Give an exact copy of every line, leaving images out.

--- Begin Extracted entries ---

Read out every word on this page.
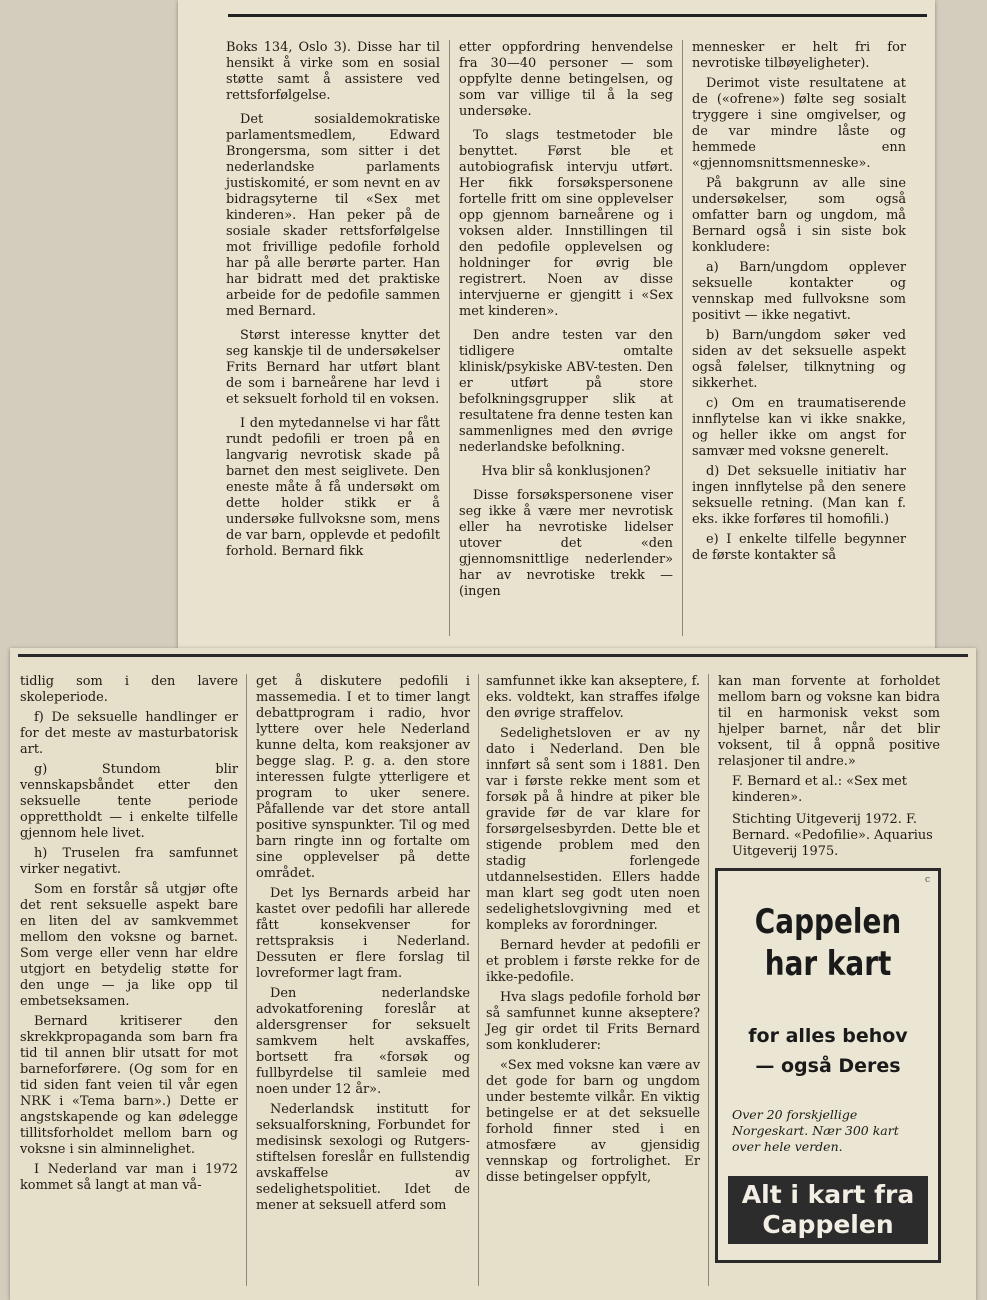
Boks 134, Oslo 3). Disse har til hensikt å virke som en sosial støtte samt å assistere ved rettsforfølgelse.

Det sosialdemokratiske parlamentsmedlem, Edward Brongersma, som sitter i det nederlandske parlaments justiskomité, er som nevnt en av bidragsyterne til «Sex met kinderen». Han peker på de sosiale skader rettsforfølgelse mot frivillige pedofile forhold har på alle berørte parter. Han har bidratt med det praktiske arbeide for de pedofile sammen med Bernard.

Størst interesse knytter det seg kanskje til de undersøkelser Frits Bernard har utført blant de som i barneårene har levd i et seksuelt forhold til en voksen.

I den mytedannelse vi har fått rundt pedofili er troen på en langvarig nevrotisk skade på barnet den mest seiglivete. Den eneste måte å få undersøkt om dette holder stikk er å undersøke fullvoksne som, mens de var barn, opplevde et pedofilt forhold. Bernard fikk

etter oppfordring henvendelse fra 30—40 personer — som oppfylte denne betingelsen, og som var villige til å la seg undersøke.

To slags testmetoder ble benyttet. Først ble et autobiografisk intervju utført. Her fikk forsøkspersonene fortelle fritt om sine opplevelser opp gjennom barneårene og i voksen alder. Innstillingen til den pedofile opplevelsen og holdninger for øvrig ble registrert. Noen av disse intervjuerne er gjengitt i «Sex met kinderen».

Den andre testen var den tidligere omtalte klinisk/psykiske ABV-testen. Den er utført på store befolkningsgrupper slik at resultatene fra denne testen kan sammenlignes med den øvrige nederlandske befolkning.

Hva blir så konklusjonen?

Disse forsøkspersonene viser seg ikke å være mer nevrotisk eller ha nevrotiske lidelser utover det «den gjennomsnittlige nederlender» har av nevrotiske trekk — (ingen

mennesker er helt fri for nevrotiske tilbøyeligheter).

Derimot viste resultatene at de («ofrene») følte seg sosialt tryggere i sine omgivelser, og de var mindre låste og hemmede enn «gjennomsnittsmenneske».

På bakgrunn av alle sine undersøkelser, som også omfatter barn og ungdom, må Bernard også i sin siste bok konkludere:

a) Barn/ungdom opplever seksuelle kontakter og vennskap med fullvoksne som positivt — ikke negativt.

b) Barn/ungdom søker ved siden av det seksuelle aspekt også følelser, tilknytning og sikkerhet.

c) Om en traumatiserende innflytelse kan vi ikke snakke, og heller ikke om angst for samvær med voksne generelt.

d) Det seksuelle initiativ har ingen innflytelse på den senere seksuelle retning. (Man kan f. eks. ikke forføres til homofili.)

e) I enkelte tilfelle begynner de første kontakter så

tidlig som i den lavere skoleperiode.

f) De seksuelle handlinger er for det meste av masturbatorisk art.

g) Stundom blir vennskapsbåndet etter den seksuelle tente periode opprettholdt — i enkelte tilfelle gjennom hele livet.

h) Truselen fra samfunnet virker negativt.

Som en forstår så utgjør ofte det rent seksuelle aspekt bare en liten del av samkvemmet mellom den voksne og barnet. Som verge eller venn har eldre utgjort en betydelig støtte for den unge — ja like opp til embetseksamen.

Bernard kritiserer den skrekkpropaganda som barn fra tid til annen blir utsatt for mot barneforførere. (Og som for en tid siden fant veien til vår egen NRK i «Tema barn».) Dette er angstskapende og kan ødelegge tillitsforholdet mellom barn og voksne i sin alminnelighet.

I Nederland var man i 1972 kommet så langt at man vå-

get å diskutere pedofili i massemedia. I et to timer langt debattprogram i radio, hvor lyttere over hele Nederland kunne delta, kom reaksjoner av begge slag. P. g. a. den store interessen fulgte ytterligere et program to uker senere. Påfallende var det store antall positive synspunkter. Til og med barn ringte inn og fortalte om sine opplevelser på dette området.

Det lys Bernards arbeid har kastet over pedofili har allerede fått konsekvenser for rettspraksis i Nederland. Dessuten er flere forslag til lovreformer lagt fram.

Den nederlandske advokatforening foreslår at aldersgrenser for seksuelt samkvem helt avskaffes, bortsett fra «forsøk og fullbyrdelse til samleie med noen under 12 år».

Nederlandsk institutt for seksualforskning, Forbundet for medisinsk sexologi og Rutgers-stiftelsen foreslår en fullstendig avskaffelse av sedelighetspolitiet. Idet de mener at seksuell atferd som

samfunnet ikke kan akseptere, f. eks. voldtekt, kan straffes ifølge den øvrige straffelov.

Sedelighetsloven er av ny dato i Nederland. Den ble innført så sent som i 1881. Den var i første rekke ment som et forsøk på å hindre at piker ble gravide før de var klare for forsørgelsesbyrden. Dette ble et stigende problem med den stadig forlengede utdannelsestiden. Ellers hadde man klart seg godt uten noen sedelighetslovgivning med et kompleks av forordninger.

Bernard hevder at pedofili er et problem i første rekke for de ikke-pedofile.

Hva slags pedofile forhold bør så samfunnet kunne akseptere? Jeg gir ordet til Frits Bernard som konkluderer:

«Sex med voksne kan være av det gode for barn og ungdom under bestemte vilkår. En viktig betingelse er at det seksuelle forhold finner sted i en atmosfære av gjensidig vennskap og fortrolighet. Er disse betingelser oppfylt,

kan man forvente at forholdet mellom barn og voksne kan bidra til en harmonisk vekst som hjelper barnet, når det blir voksent, til å oppnå positive relasjoner til andre.»

F. Bernard et al.: «Sex met kinderen».

Stichting Uitgeverij 1972. F. Bernard. «Pedofilie». Aquarius Uitgeverij 1975.

c
Cappelen
har kart
for alles behov
— også Deres
Over 20 forskjellige Norgeskart. Nær 300 kart over hele verden.
Alt i kart fra
Cappelen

--- End Extracted entries ---

• [Reply]:
Read out every word on this page.
Boks 134, Oslo 3). Disse har til hensikt å virke som en sosial støtte samt å assistere ved rettsforfølgelse.

Det sosialdemokratiske parlamentsmedlem, Edward Brongersma, som sitter i det nederlandske parlaments justiskomité, er som nevnt en av bidragsyterne til «Sex met kinderen». Han peker på de sosiale skader rettsforfølgelse mot frivillige pedofile forhold har på alle berørte parter. Han har bidratt med det praktiske arbeide for de pedofile sammen med Bernard.

Størst interesse knytter det seg kanskje til de undersøkelser Frits Bernard har utført blant de som i barneårene har levd i et seksuelt forhold til en voksen.

I den mytedannelse vi har fått rundt pedofili er troen på en langvarig nevrotisk skade på barnet den mest seiglivete. Den eneste måte å få undersøkt om dette holder stikk er å undersøke fullvoksne som, mens de var barn, opplevde et pedofilt forhold. Bernard fikk

etter oppfordring henvendelse fra 30—40 personer — som oppfylte denne betingelsen, og som var villige til å la seg undersøke.

To slags testmetoder ble benyttet. Først ble et autobiografisk intervju utført. Her fikk forsøkspersonene fortelle fritt om sine opplevelser opp gjennom barneårene og i voksen alder. Innstillingen til den pedofile opplevelsen og holdninger for øvrig ble registrert. Noen av disse intervjuerne er gjengitt i «Sex met kinderen».

Den andre testen var den tidligere omtalte klinisk/psykiske ABV-testen. Den er utført på store befolkningsgrupper slik at resultatene fra denne testen kan sammenlignes med den øvrige nederlandske befolkning.

Hva blir så konklusjonen?

Disse forsøkspersonene viser seg ikke å være mer nevrotisk eller ha nevrotiske lidelser utover det «den gjennomsnittlige nederlender» har av nevrotiske trekk — (ingen

mennesker er helt fri for nevrotiske tilbøyeligheter).

Derimot viste resultatene at de («ofrene») følte seg sosialt tryggere i sine omgivelser, og de var mindre låste og hemmede enn «gjennomsnittsmenneske».

På bakgrunn av alle sine undersøkelser, som også omfatter barn og ungdom, må Bernard også i sin siste bok konkludere:

a) Barn/ungdom opplever seksuelle kontakter og vennskap med fullvoksne som positivt — ikke negativt.

b) Barn/ungdom søker ved siden av det seksuelle aspekt også følelser, tilknytning og sikkerhet.

c) Om en traumatiserende innflytelse kan vi ikke snakke, og heller ikke om angst for samvær med voksne generelt.

d) Det seksuelle initiativ har ingen innflytelse på den senere seksuelle retning. (Man kan f. eks. ikke forføres til homofili.)

e) I enkelte tilfelle begynner de første kontakter så

tidlig som i den lavere skoleperiode.

f) De seksuelle handlinger er for det meste av masturbatorisk art.

g) Stundom blir vennskapsbåndet etter den seksuelle tente periode opprettholdt — i enkelte tilfelle gjennom hele livet.

h) Truselen fra samfunnet virker negativt.

Som en forstår så utgjør ofte det rent seksuelle aspekt bare en liten del av samkvemmet mellom den voksne og barnet. Som verge eller venn har eldre utgjort en betydelig støtte for den unge — ja like opp til embetseksamen.

Bernard kritiserer den skrekkpropaganda som barn fra tid til annen blir utsatt for mot barneforførere. (Og som for en tid siden fant veien til vår egen NRK i «Tema barn».) Dette er angstskapende og kan ødelegge tillitsforholdet mellom barn og voksne i sin alminnelighet.

I Nederland var man i 1972 kommet så langt at man vå-

get å diskutere pedofili i massemedia. I et to timer langt debattprogram i radio, hvor lyttere over hele Nederland kunne delta, kom reaksjoner av begge slag. P. g. a. den store interessen fulgte ytterligere et program to uker senere. Påfallende var det store antall positive synspunkter. Til og med barn ringte inn og fortalte om sine opplevelser på dette området.

Det lys Bernards arbeid har kastet over pedofili har allerede fått konsekvenser for rettspraksis i Nederland. Dessuten er flere forslag til lovreformer lagt fram.

Den nederlandske advokatforening foreslår at aldersgrenser for seksuelt samkvem helt avskaffes, bortsett fra «forsøk og fullbyrdelse til samleie med noen under 12 år».

Nederlandsk institutt for seksualforskning, Forbundet for medisinsk sexologi og Rutgers-stiftelsen foreslår en fullstendig avskaffelse av sedelighetspolitiet. Idet de mener at seksuell atferd som

samfunnet ikke kan akseptere, f. eks. voldtekt, kan straffes ifølge den øvrige straffelov.

Sedelighetsloven er av ny dato i Nederland. Den ble innført så sent som i 1881. Den var i første rekke ment som et forsøk på å hindre at piker ble gravide før de var klare for forsørgelsesbyrden. Dette ble et stigende problem med den stadig forlengede utdannelsestiden. Ellers hadde man klart seg godt uten noen sedelighetslovgivning med et kompleks av forordninger.

Bernard hevder at pedofili er et problem i første rekke for de ikke-pedofile.

Hva slags pedofile forhold bør så samfunnet kunne akseptere? Jeg gir ordet til Frits Bernard som konkluderer:

«Sex med voksne kan være av det gode for barn og ungdom under bestemte vilkår. En viktig betingelse er at det seksuelle forhold finner sted i en atmosfære av gjensidig vennskap og fortrolighet. Er disse betingelser oppfylt,

kan man forvente at forholdet mellom barn og voksne kan bidra til en harmonisk vekst som hjelper barnet, når det blir voksent, til å oppnå positive relasjoner til andre.»

F. Bernard et al.: «Sex met kinderen».

Stichting Uitgeverij 1972. F. Bernard. «Pedofilie». Aquarius Uitgeverij 1975.

c
Cappelen
har kart
for alles behov
— også Deres
Over 20 forskjellige Norgeskart. Nær 300 kart over hele verden.
Alt i kart fra
Cappelen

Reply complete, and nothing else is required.